_THE EXERCISE_
Copy out every record below, word for word.

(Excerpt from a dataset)
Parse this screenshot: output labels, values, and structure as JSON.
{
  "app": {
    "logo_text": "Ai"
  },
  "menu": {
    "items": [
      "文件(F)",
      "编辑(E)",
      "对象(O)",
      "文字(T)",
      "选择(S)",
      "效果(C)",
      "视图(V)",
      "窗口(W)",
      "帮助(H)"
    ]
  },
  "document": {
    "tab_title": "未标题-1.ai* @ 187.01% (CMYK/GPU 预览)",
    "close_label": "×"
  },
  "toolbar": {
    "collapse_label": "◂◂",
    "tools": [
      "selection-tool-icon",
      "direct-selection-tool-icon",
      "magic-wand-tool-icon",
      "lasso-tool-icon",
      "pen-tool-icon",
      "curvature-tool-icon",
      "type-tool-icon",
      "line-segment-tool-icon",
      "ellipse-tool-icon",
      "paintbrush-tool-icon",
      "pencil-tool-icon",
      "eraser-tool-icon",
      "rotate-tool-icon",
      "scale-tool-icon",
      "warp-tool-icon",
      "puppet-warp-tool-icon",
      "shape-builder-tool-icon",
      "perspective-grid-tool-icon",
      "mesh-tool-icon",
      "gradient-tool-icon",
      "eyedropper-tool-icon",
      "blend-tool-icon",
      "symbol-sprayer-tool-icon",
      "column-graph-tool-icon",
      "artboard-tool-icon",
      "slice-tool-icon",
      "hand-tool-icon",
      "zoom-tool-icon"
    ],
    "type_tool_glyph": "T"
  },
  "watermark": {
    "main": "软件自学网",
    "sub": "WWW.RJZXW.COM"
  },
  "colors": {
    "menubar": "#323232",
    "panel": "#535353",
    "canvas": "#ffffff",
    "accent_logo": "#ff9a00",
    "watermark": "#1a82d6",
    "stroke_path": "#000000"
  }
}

_EXERCISE ANSWER_
Parse this screenshot: output labels, values, and structure as JSON.
{
  "app": {
    "logo_text": "Ai"
  },
  "menu": {
    "items": [
      "文件(F)",
      "编辑(E)",
      "对象(O)",
      "文字(T)",
      "选择(S)",
      "效果(C)",
      "视图(V)",
      "窗口(W)",
      "帮助(H)"
    ]
  },
  "document": {
    "tab_title": "未标题-1.ai* @ 187.01% (CMYK/GPU 预览)",
    "close_label": "×"
  },
  "toolbar": {
    "collapse_label": "◂◂",
    "tools": [
      "selection-tool-icon",
      "direct-selection-tool-icon",
      "magic-wand-tool-icon",
      "lasso-tool-icon",
      "pen-tool-icon",
      "curvature-tool-icon",
      "type-tool-icon",
      "line-segment-tool-icon",
      "ellipse-tool-icon",
      "paintbrush-tool-icon",
      "pencil-tool-icon",
      "eraser-tool-icon",
      "rotate-tool-icon",
      "scale-tool-icon",
      "warp-tool-icon",
      "puppet-warp-tool-icon",
      "shape-builder-tool-icon",
      "perspective-grid-tool-icon",
      "mesh-tool-icon",
      "gradient-tool-icon",
      "eyedropper-tool-icon",
      "blend-tool-icon",
      "symbol-sprayer-tool-icon",
      "column-graph-tool-icon",
      "artboard-tool-icon",
      "slice-tool-icon",
      "hand-tool-icon",
      "zoom-tool-icon"
    ],
    "type_tool_glyph": "T"
  },
  "watermark": {
    "main": "软件自学网",
    "sub": "WWW.RJZXW.COM"
  },
  "colors": {
    "menubar": "#323232",
    "panel": "#535353",
    "canvas": "#ffffff",
    "accent_logo": "#ff9a00",
    "watermark": "#1a82d6",
    "stroke_path": "#000000"
  }
}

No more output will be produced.